[Some records]
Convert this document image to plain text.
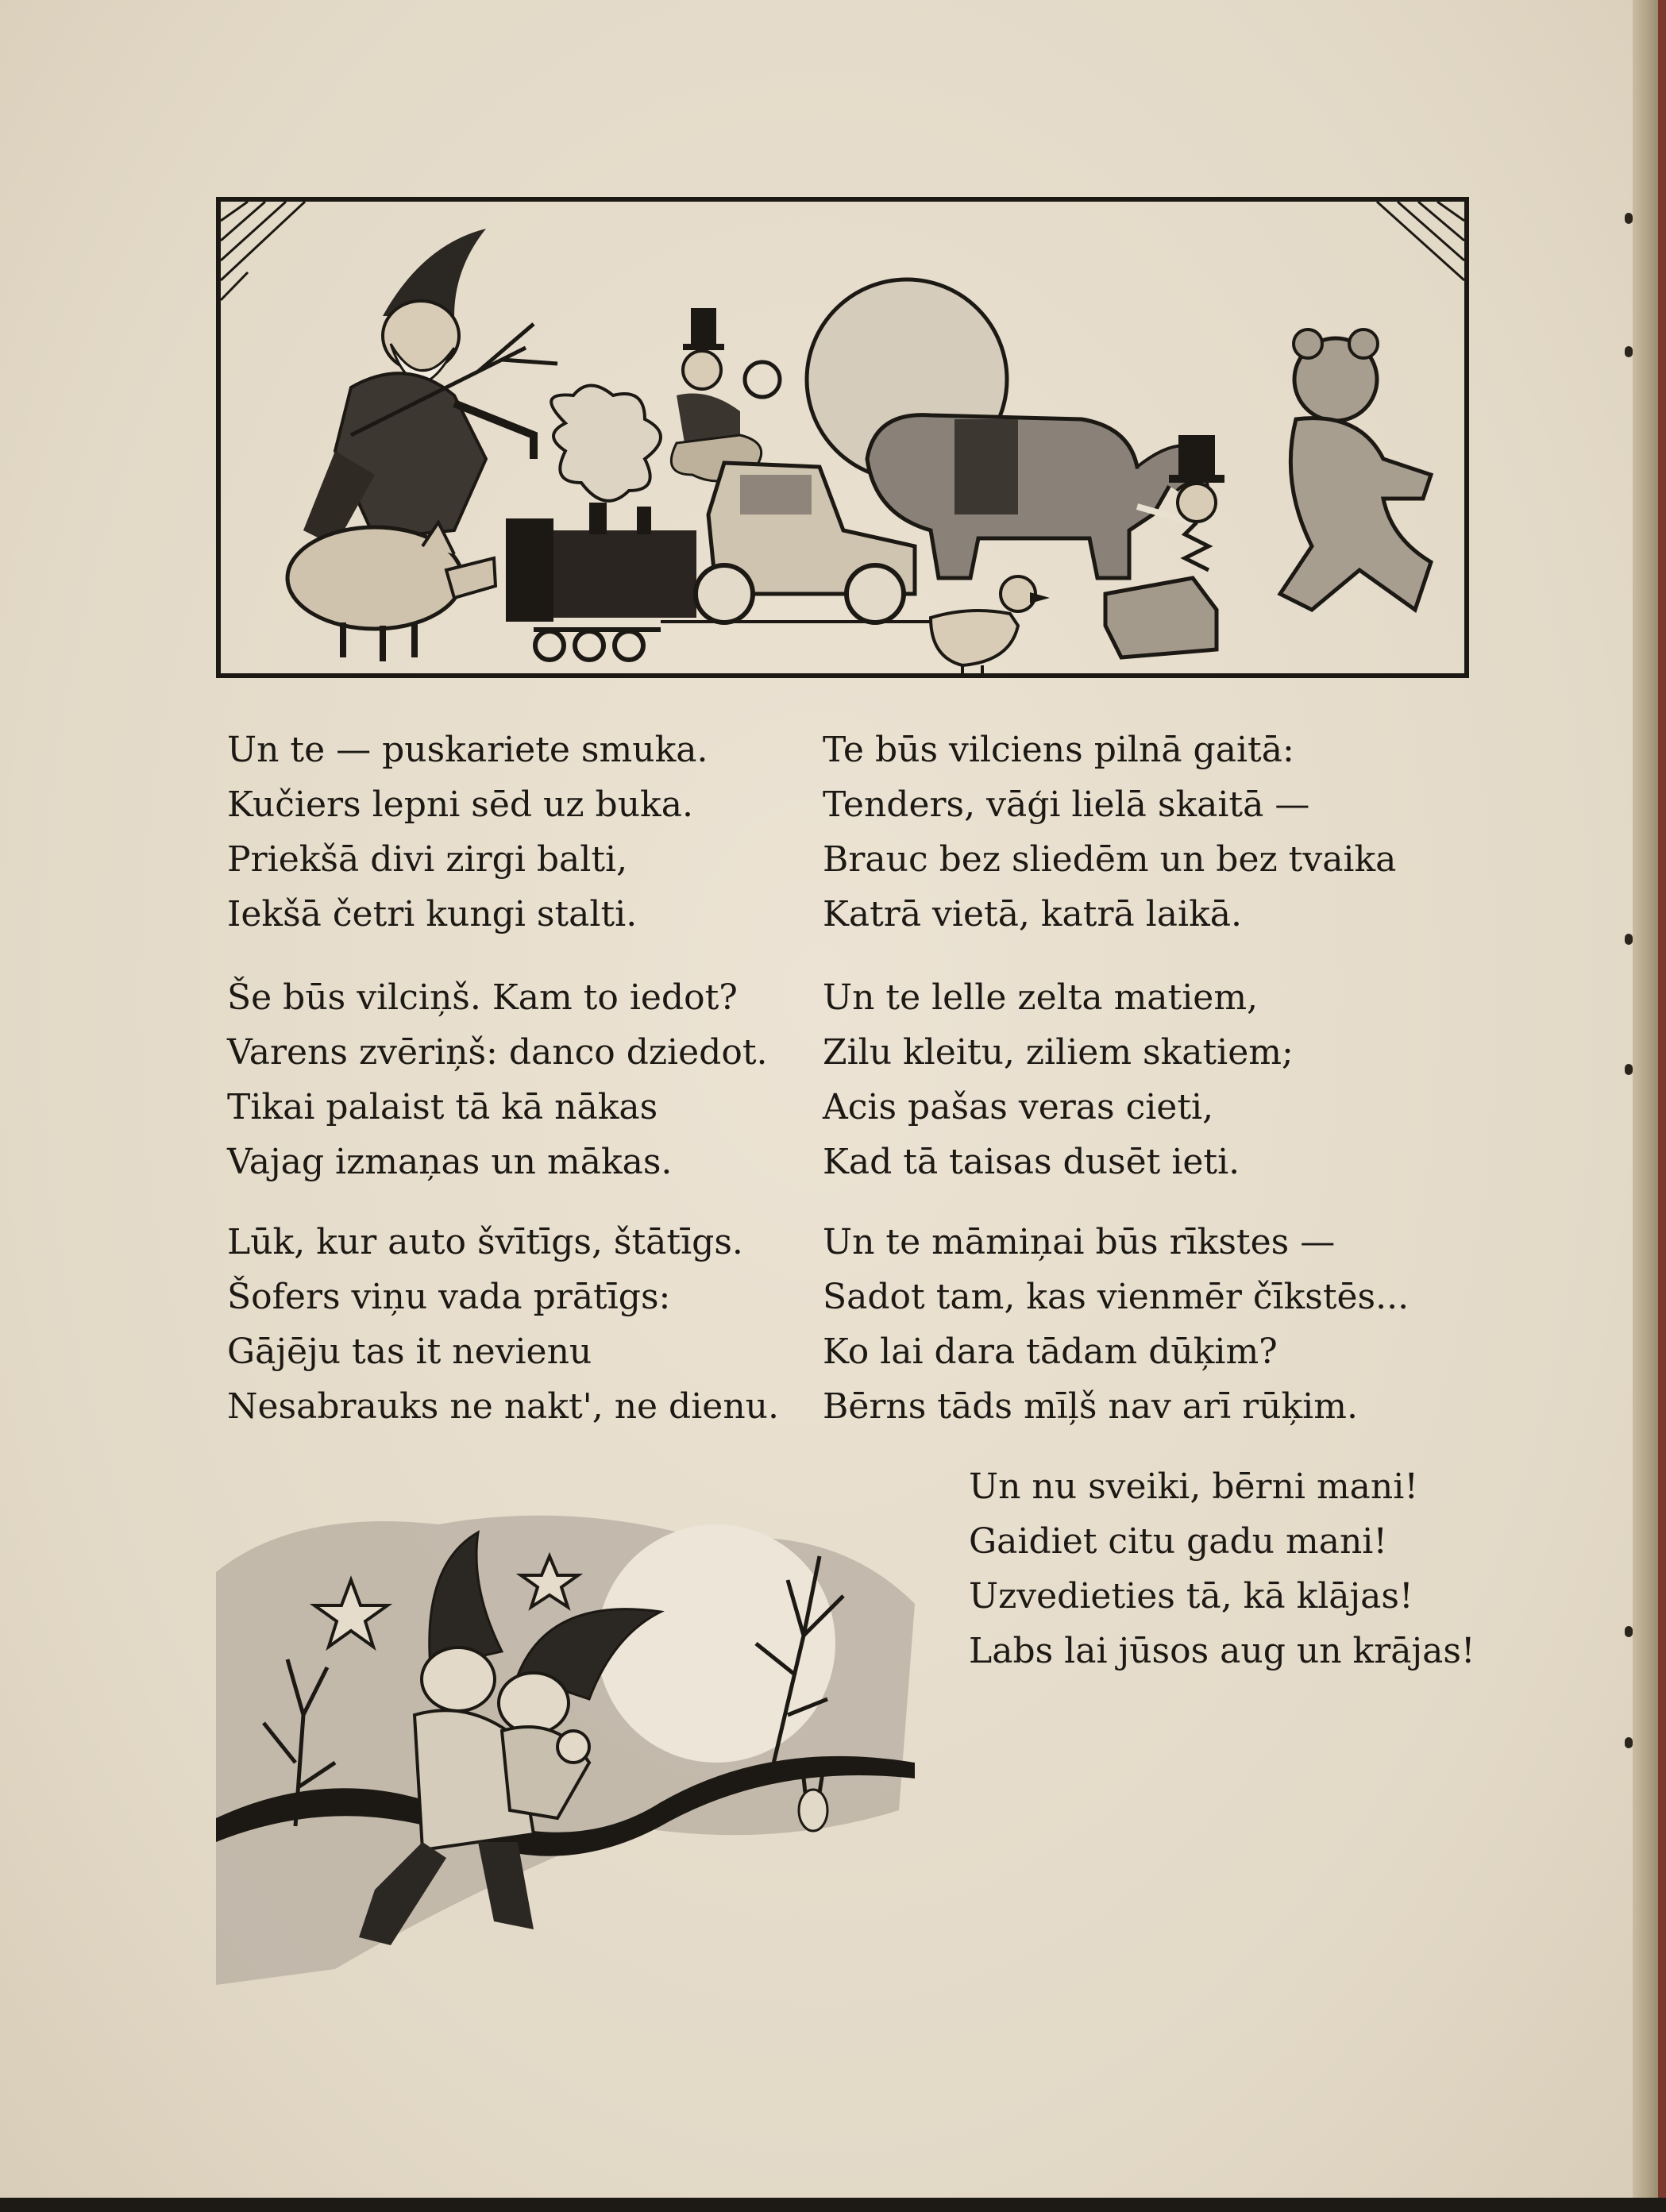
Un te — puskariete smuka.
Kučiers lepni sēd uz buka.
Priekšā divi zirgi balti,
Iekšā četri kungi stalti.
Še būs vilciņš. Kam to iedot?
Varens zvēriņš: danco dziedot.
Tikai palaist tā kā nākas
Vajag izmaņas un mākas.
Lūk, kur auto švītīgs, štātīgs.
Šofers viņu vada prātīgs:
Gājēju tas it nevienu
Nesabrauks ne nakt', ne dienu.
Te būs vilciens pilnā gaitā:
Tenders, vāģi lielā skaitā —
Brauc bez sliedēm un bez tvaika
Katrā vietā, katrā laikā.
Un te lelle zelta matiem,
Zilu kleitu, ziliem skatiem;
Acis pašas veras cieti,
Kad tā taisas dusēt ieti.
Un te māmiņai būs rīkstes —
Sadot tam, kas vienmēr čīkstēs...
Ko lai dara tādam dūķim?
Bērns tāds mīļš nav arī rūķim.
Un nu sveiki, bērni mani!
Gaidiet citu gadu mani!
Uzvedieties tā, kā klājas!
Labs lai jūsos aug un krājas!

▶ **WHAT TO PRODUCE**
The records above must be printed exactly; the pictures stay out.

▶ **THE OUTPUT**
Convert this document image to plain text.
Un te — puskariete smuka.
Kučiers lepni sēd uz buka.
Priekšā divi zirgi balti,
Iekšā četri kungi stalti.
Še būs vilciņš. Kam to iedot?
Varens zvēriņš: danco dziedot.
Tikai palaist tā kā nākas
Vajag izmaņas un mākas.
Lūk, kur auto švītīgs, štātīgs.
Šofers viņu vada prātīgs:
Gājēju tas it nevienu
Nesabrauks ne nakt', ne dienu.
Te būs vilciens pilnā gaitā:
Tenders, vāģi lielā skaitā —
Brauc bez sliedēm un bez tvaika
Katrā vietā, katrā laikā.
Un te lelle zelta matiem,
Zilu kleitu, ziliem skatiem;
Acis pašas veras cieti,
Kad tā taisas dusēt ieti.
Un te māmiņai būs rīkstes —
Sadot tam, kas vienmēr čīkstēs...
Ko lai dara tādam dūķim?
Bērns tāds mīļš nav arī rūķim.
Un nu sveiki, bērni mani!
Gaidiet citu gadu mani!
Uzvedieties tā, kā klājas!
Labs lai jūsos aug un krājas!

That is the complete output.